• SET PROBLEM: Copy the lines holding the word "Consulting", all of them.

• PROVIDED RECORDS:
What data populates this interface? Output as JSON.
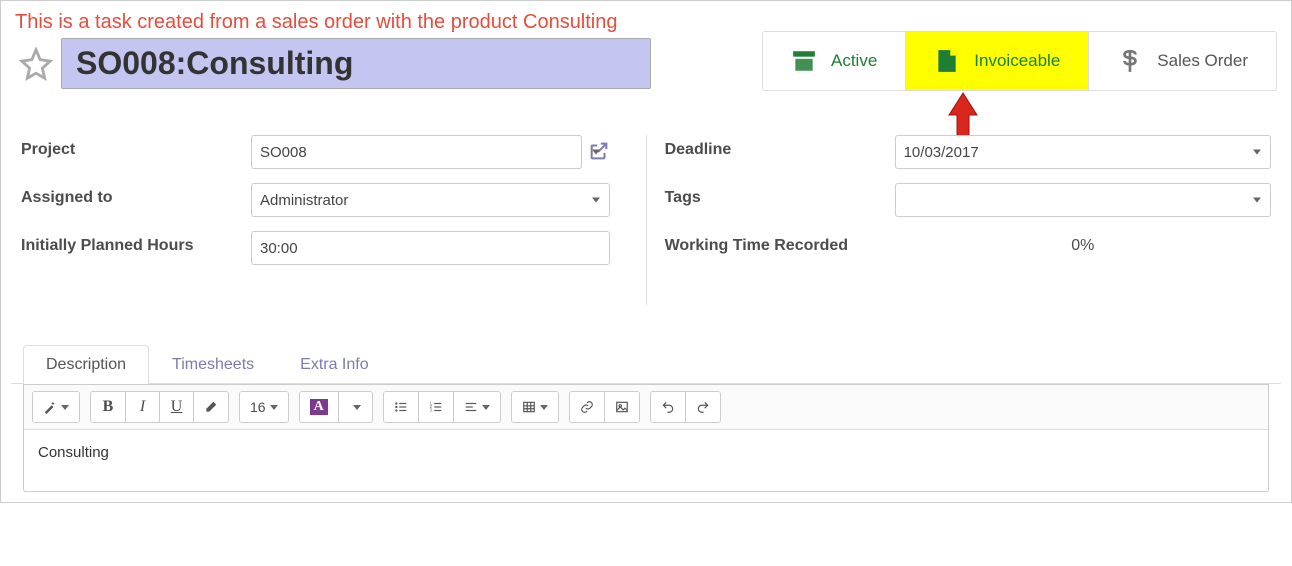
{
  "annotation": "This is a task created from a sales order with the product Consulting",
  "title": "SO008:Consulting",
  "status_buttons": {
    "active": "Active",
    "invoiceable": "Invoiceable",
    "sales_order": "Sales Order"
  },
  "form": {
    "project": {
      "label": "Project",
      "value": "SO008"
    },
    "assigned_to": {
      "label": "Assigned to",
      "value": "Administrator"
    },
    "planned_hours": {
      "label": "Initially Planned Hours",
      "value": "30:00"
    },
    "deadline": {
      "label": "Deadline",
      "value": "10/03/2017"
    },
    "tags": {
      "label": "Tags",
      "value": ""
    },
    "working_time": {
      "label": "Working Time Recorded",
      "value": "0%"
    }
  },
  "tabs": {
    "description": "Description",
    "timesheets": "Timesheets",
    "extra_info": "Extra Info"
  },
  "toolbar": {
    "font_size": "16"
  },
  "editor_content": "Consulting"
}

• RESULT:
  "annotation": "This is a task created from a sales order with the product Consulting",
  "title": "SO008:Consulting",
  "editor_content": "Consulting"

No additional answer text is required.